## Given task
Each line below should be retyped exactly, with no pictures.

## Data items
▬▬▬▬▬▬

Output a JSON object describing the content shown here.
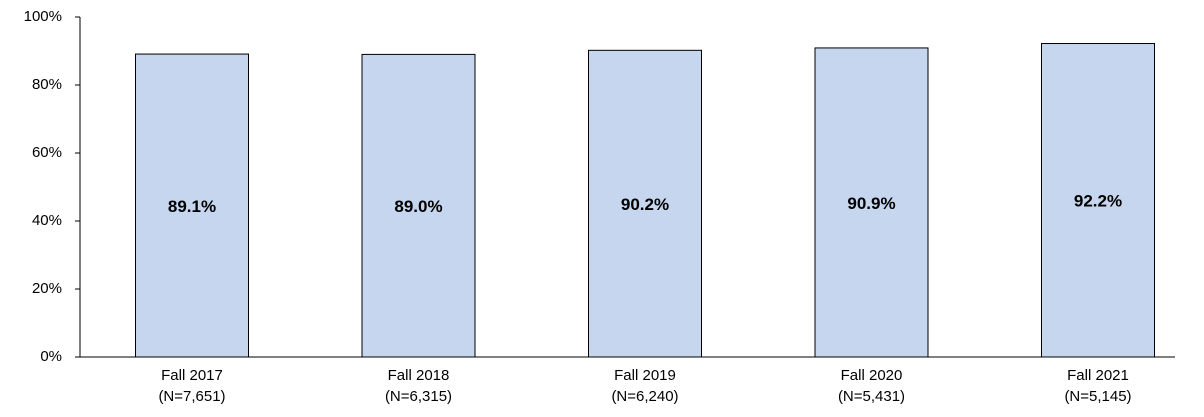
{
  "chart_data": {
    "type": "bar",
    "categories": [
      [
        "Fall 2017",
        "(N=7,651)"
      ],
      [
        "Fall 2018",
        "(N=6,315)"
      ],
      [
        "Fall 2019",
        "(N=6,240)"
      ],
      [
        "Fall 2020",
        "(N=5,431)"
      ],
      [
        "Fall 2021",
        "(N=5,145)"
      ]
    ],
    "values": [
      89.1,
      89.0,
      90.2,
      90.9,
      92.2
    ],
    "value_labels": [
      "89.1%",
      "89.0%",
      "90.2%",
      "90.9%",
      "92.2%"
    ],
    "color": "#c5d6ee",
    "ylim": [
      0,
      100
    ],
    "yticks": [
      {
        "value": 0,
        "label": "0%"
      },
      {
        "value": 20,
        "label": "20%"
      },
      {
        "value": 40,
        "label": "40%"
      },
      {
        "value": 60,
        "label": "60%"
      },
      {
        "value": 80,
        "label": "80%"
      },
      {
        "value": 100,
        "label": "100%"
      }
    ]
  }
}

▬▬▬▬▬▬

## The reply
Output a JSON object describing the content shown here.
{
  "chart_data": {
    "type": "bar",
    "categories": [
      [
        "Fall 2017",
        "(N=7,651)"
      ],
      [
        "Fall 2018",
        "(N=6,315)"
      ],
      [
        "Fall 2019",
        "(N=6,240)"
      ],
      [
        "Fall 2020",
        "(N=5,431)"
      ],
      [
        "Fall 2021",
        "(N=5,145)"
      ]
    ],
    "values": [
      89.1,
      89.0,
      90.2,
      90.9,
      92.2
    ],
    "value_labels": [
      "89.1%",
      "89.0%",
      "90.2%",
      "90.9%",
      "92.2%"
    ],
    "color": "#c5d6ee",
    "ylim": [
      0,
      100
    ],
    "yticks": [
      {
        "value": 0,
        "label": "0%"
      },
      {
        "value": 20,
        "label": "20%"
      },
      {
        "value": 40,
        "label": "40%"
      },
      {
        "value": 60,
        "label": "60%"
      },
      {
        "value": 80,
        "label": "80%"
      },
      {
        "value": 100,
        "label": "100%"
      }
    ]
  }
}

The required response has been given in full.